Extract each line of the records below that contains the word "hauler".

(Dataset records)
• • • • •

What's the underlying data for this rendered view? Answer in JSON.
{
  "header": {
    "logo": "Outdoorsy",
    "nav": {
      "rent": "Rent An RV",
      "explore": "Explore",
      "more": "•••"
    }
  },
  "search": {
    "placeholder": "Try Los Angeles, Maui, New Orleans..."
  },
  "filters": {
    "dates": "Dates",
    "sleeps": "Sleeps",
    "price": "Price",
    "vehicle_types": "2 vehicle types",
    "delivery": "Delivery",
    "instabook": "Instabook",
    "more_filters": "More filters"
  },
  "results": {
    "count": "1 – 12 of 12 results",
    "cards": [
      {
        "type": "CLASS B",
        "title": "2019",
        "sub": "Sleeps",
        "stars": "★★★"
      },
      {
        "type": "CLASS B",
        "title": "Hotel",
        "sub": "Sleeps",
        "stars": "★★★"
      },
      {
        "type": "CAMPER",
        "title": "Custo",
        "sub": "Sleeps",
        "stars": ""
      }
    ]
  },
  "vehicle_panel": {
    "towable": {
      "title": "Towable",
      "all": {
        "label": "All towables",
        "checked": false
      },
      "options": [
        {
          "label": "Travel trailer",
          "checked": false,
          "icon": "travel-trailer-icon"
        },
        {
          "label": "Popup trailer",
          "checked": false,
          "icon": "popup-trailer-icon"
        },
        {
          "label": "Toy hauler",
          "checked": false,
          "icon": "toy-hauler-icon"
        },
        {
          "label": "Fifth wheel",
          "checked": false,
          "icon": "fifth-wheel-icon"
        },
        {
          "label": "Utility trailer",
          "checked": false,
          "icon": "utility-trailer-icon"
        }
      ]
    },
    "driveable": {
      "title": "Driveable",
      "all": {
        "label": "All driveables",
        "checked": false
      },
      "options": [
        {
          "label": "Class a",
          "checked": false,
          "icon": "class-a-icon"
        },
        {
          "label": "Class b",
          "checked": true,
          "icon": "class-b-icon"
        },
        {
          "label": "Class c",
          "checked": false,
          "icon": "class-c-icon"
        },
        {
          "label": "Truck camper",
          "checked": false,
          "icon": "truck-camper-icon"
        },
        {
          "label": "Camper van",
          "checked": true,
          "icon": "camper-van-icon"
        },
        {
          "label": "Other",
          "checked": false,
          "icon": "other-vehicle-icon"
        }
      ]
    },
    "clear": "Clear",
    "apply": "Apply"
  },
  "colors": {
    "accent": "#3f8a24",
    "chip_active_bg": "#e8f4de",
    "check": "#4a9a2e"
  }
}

• • • • •

▶ Exercise answer
          "label": "Toy hauler",
          "icon": "toy-hauler-icon"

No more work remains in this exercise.